Look for "this" in the listing below. Gather each line that contains it.

**Provided records:**
>> begin
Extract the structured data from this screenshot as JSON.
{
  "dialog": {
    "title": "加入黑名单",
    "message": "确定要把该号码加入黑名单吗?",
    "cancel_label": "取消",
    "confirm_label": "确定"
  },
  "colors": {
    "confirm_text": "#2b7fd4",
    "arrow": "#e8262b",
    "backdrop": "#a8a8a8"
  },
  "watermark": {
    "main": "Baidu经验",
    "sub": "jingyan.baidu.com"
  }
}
>> end
>> begin
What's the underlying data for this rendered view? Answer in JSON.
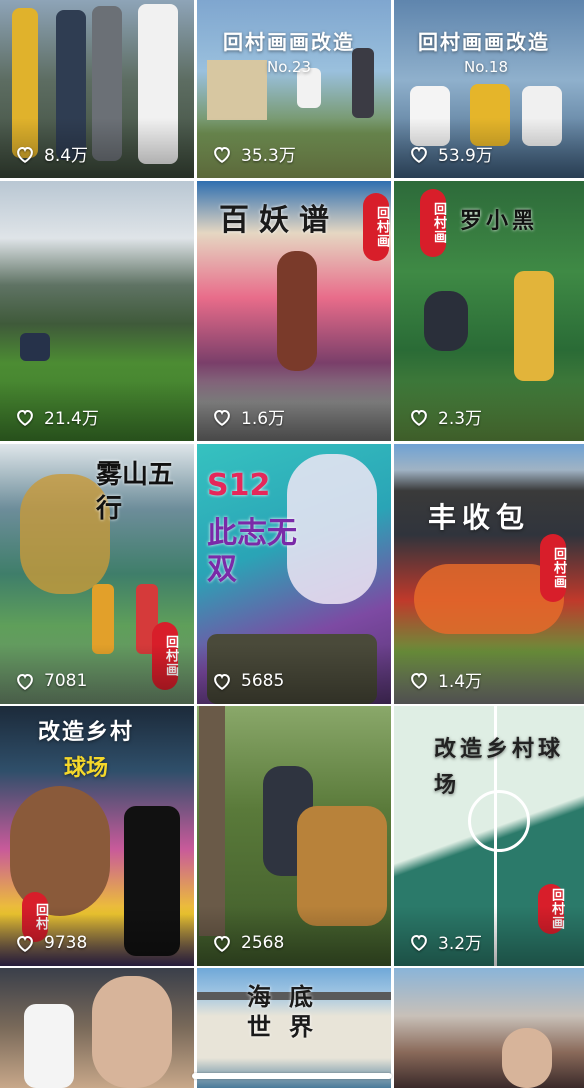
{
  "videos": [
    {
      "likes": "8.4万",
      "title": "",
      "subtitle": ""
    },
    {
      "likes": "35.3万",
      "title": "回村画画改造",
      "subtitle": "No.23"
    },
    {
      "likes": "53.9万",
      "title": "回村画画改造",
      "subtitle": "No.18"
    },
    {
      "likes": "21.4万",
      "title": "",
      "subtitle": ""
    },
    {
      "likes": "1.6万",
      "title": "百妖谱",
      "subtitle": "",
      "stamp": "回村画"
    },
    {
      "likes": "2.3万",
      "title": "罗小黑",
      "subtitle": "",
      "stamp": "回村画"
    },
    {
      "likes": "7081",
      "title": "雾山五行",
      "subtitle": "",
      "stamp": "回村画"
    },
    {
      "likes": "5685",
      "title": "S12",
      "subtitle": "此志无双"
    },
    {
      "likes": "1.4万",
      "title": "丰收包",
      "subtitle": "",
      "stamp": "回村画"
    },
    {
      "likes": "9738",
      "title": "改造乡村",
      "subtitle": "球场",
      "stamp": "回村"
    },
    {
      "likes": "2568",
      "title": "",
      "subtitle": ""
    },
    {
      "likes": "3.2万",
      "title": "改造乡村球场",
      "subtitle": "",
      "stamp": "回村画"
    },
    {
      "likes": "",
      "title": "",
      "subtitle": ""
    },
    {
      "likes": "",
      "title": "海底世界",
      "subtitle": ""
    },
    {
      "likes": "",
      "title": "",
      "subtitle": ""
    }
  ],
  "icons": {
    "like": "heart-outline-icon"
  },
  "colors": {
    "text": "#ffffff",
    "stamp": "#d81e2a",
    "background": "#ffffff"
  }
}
>> end
**Task result:**
Extract the structured data from this screenshot as JSON.
What's the underlying data for this rendered view? Answer in JSON.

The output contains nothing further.